:: EXTRACT TO READ ::
Raven Hetzler, a New School for Social Research economics student and bargaining committee candidate, hopes to see high voter turnout.

Raven Hetzler, an economics student and bargaining committee candidate. (Photo by Anna Del Savio)

“The administration is watching us,” Hetzler said. “Seeing that people are engaged in this process and care really helps to give our bargaining committee a strong mandate and remind the administration that they’re not just dealing with six people at a table, they’re dealing with the entire collective body of academic student workers.”

In September, the SENS-UAW bargaining committee sat down with university representatives for the first time. The current candidates commended the work of the bargaining committee since that time, noting student surveys conducted by the committee and data processing done on pay records.

For the coming semester, candidates said they hoped to see progress on issues including healthcare, pay raises, tuition waivers, grievance procedures and late pay procedures.

“One of the big focuses has been late pay,” said Louisa Strothman, a sociology student at Lang and bargaining committee candidate, “And making sure, one, that late pay doesn’t happen (which it does and has been), but also that if students are paid late, then the university pays a fee to the students for paying them late. The way students pay a fee for late tuition.”

Hetzler said the union hopes to conclude bargaining by the end of the semester. “The bargaining committee began with the smaller issues, and at the end of last semester we gave them our economic issues,” Hetzler said, listing topics like pay raises, healthcare, and travel reimbursement. “They haven’t gotten back to us on that yet, so I expect that to be a big fight.”

Former corporate lawyer and PhD candidate running for the bargaining committee, Michael Dobson. (Photo by Anna Del Savio)

Michael Dobson, a politics PhD candidate at NSSR running for a seat on the bargaining committee, said the university administration is missing an opportunity to benefit from union negotiations. “I think if you don’t take seriously student concerns, it’s a self-defeating thing. The university spends so much money advertising, promoting the university,” Dobson said. “And yet, they don’t seem to want to take advantage of this moment and opportunity to be a national leader in how they look after students.”

Records excerpted from a collection:
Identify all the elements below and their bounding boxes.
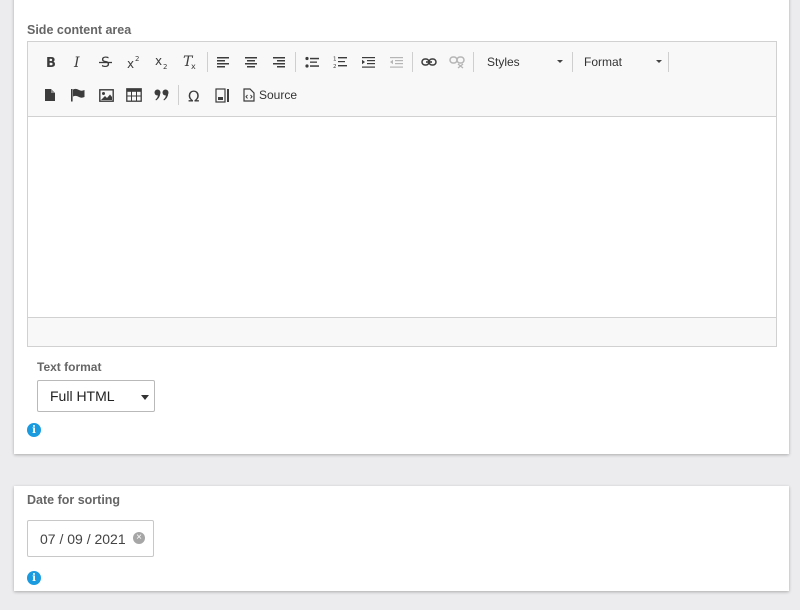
italic-icon: I	[71, 55, 85, 69]
editor-content-area[interactable]	[28, 117, 776, 317]
unlink-icon	[449, 55, 465, 69]
templates-button[interactable]	[38, 83, 62, 107]
subscript-button[interactable]: x2	[150, 50, 174, 74]
toolbar-separator	[295, 52, 296, 72]
bulleted-list-icon	[304, 56, 320, 69]
toolbar-separator	[668, 52, 669, 72]
text-format-selected-value: Full HTML	[50, 388, 115, 404]
toolbar-separator	[473, 52, 474, 72]
table-button[interactable]	[122, 83, 146, 107]
link-icon	[421, 57, 437, 67]
chevron-down-icon	[141, 395, 149, 400]
anchor-button[interactable]	[66, 83, 90, 107]
blockquote-icon	[154, 89, 170, 101]
align-center-icon	[244, 56, 258, 68]
align-left-button[interactable]	[211, 50, 235, 74]
superscript-button[interactable]: x2	[122, 50, 146, 74]
image-button[interactable]	[94, 83, 118, 107]
strikethrough-button[interactable]: S	[94, 50, 118, 74]
editor-status-bar	[28, 317, 776, 346]
link-button[interactable]	[417, 50, 441, 74]
date-sorting-card: Date for sorting 07 / 09 / 2021 × i	[14, 486, 789, 591]
chevron-down-icon	[656, 60, 662, 63]
toolbar-separator	[178, 85, 179, 105]
source-icon	[243, 88, 255, 102]
format-dropdown[interactable]: Format	[584, 50, 662, 74]
svg-text:1: 1	[333, 57, 337, 63]
source-button-label: Source	[259, 88, 298, 102]
svg-text:B: B	[46, 56, 56, 69]
side-content-card: Side content area B I S x2	[14, 0, 789, 454]
subscript-icon: x2	[154, 55, 170, 70]
svg-text:2: 2	[163, 63, 167, 70]
table-icon	[126, 88, 142, 102]
format-dropdown-label: Format	[584, 55, 623, 69]
align-right-icon	[272, 56, 286, 68]
date-for-sorting-label: Date for sorting	[27, 493, 121, 507]
special-character-icon: Ω	[187, 88, 203, 103]
numbered-list-icon: 12	[333, 55, 348, 69]
toolbar-separator	[207, 52, 208, 72]
italic-button[interactable]: I	[66, 50, 90, 74]
blockquote-button[interactable]	[150, 83, 174, 107]
bold-icon: B	[43, 55, 57, 69]
svg-text:2: 2	[135, 55, 139, 63]
anchor-flag-icon	[70, 88, 86, 102]
svg-text:2: 2	[333, 64, 337, 69]
toolbar-separator	[412, 52, 413, 72]
chevron-down-icon	[557, 60, 563, 63]
show-blocks-button[interactable]	[211, 83, 235, 107]
strikethrough-icon: S	[99, 55, 113, 69]
text-format-select[interactable]: Full HTML	[37, 380, 155, 412]
clear-date-icon[interactable]: ×	[133, 532, 145, 544]
decrease-indent-icon	[389, 56, 404, 69]
numbered-list-button[interactable]: 12	[328, 50, 352, 74]
styles-dropdown-label: Styles	[487, 55, 520, 69]
increase-indent-button[interactable]	[356, 50, 380, 74]
text-format-label: Text format	[37, 360, 102, 374]
align-left-icon	[216, 56, 230, 68]
remove-format-button[interactable]: Tx	[178, 50, 202, 74]
bold-button[interactable]: B	[38, 50, 62, 74]
date-input-value: 07 / 09 / 2021	[40, 531, 126, 547]
source-button[interactable]: Source	[240, 83, 304, 107]
superscript-icon: x2	[126, 55, 142, 69]
svg-text:I: I	[73, 55, 80, 69]
toolbar-separator	[572, 52, 573, 72]
template-icon	[44, 88, 56, 102]
decrease-indent-button[interactable]	[384, 50, 408, 74]
bulleted-list-button[interactable]	[300, 50, 324, 74]
remove-format-icon: Tx	[182, 54, 198, 70]
info-icon[interactable]: i	[27, 423, 41, 437]
special-character-button[interactable]: Ω	[183, 83, 207, 107]
rich-text-editor: B I S x2 x2	[27, 41, 777, 347]
side-content-label: Side content area	[27, 23, 132, 37]
image-icon	[98, 88, 114, 102]
svg-text:Ω: Ω	[188, 88, 199, 103]
show-blocks-icon	[215, 87, 231, 103]
editor-toolbar: B I S x2 x2	[28, 42, 776, 117]
svg-text:x: x	[127, 57, 134, 69]
info-icon[interactable]: i	[27, 571, 41, 585]
unlink-button[interactable]	[445, 50, 469, 74]
align-right-button[interactable]	[267, 50, 291, 74]
increase-indent-icon	[361, 56, 376, 69]
date-input[interactable]: 07 / 09 / 2021 ×	[27, 520, 154, 557]
align-center-button[interactable]	[239, 50, 263, 74]
styles-dropdown[interactable]: Styles	[487, 50, 563, 74]
svg-text:x: x	[155, 55, 162, 68]
svg-text:x: x	[191, 62, 196, 70]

:: PROBLEM TO WORK ON ::
In the article on the student union's bargaining committee candidates, turn the paragraph beginning "Hetzler said the union hopes" into a short list of its main facts.

:: WRITTEN ANSWER ::
- The union hopes to finish bargaining by the end of the semester.
- The bargaining committee began with the smaller issues.
- At the end of last semester, the union presented its economic issues, such as pay raises, healthcare and travel reimbursement.
- There has been no response on those issues yet, and Hetzler expects a big fight.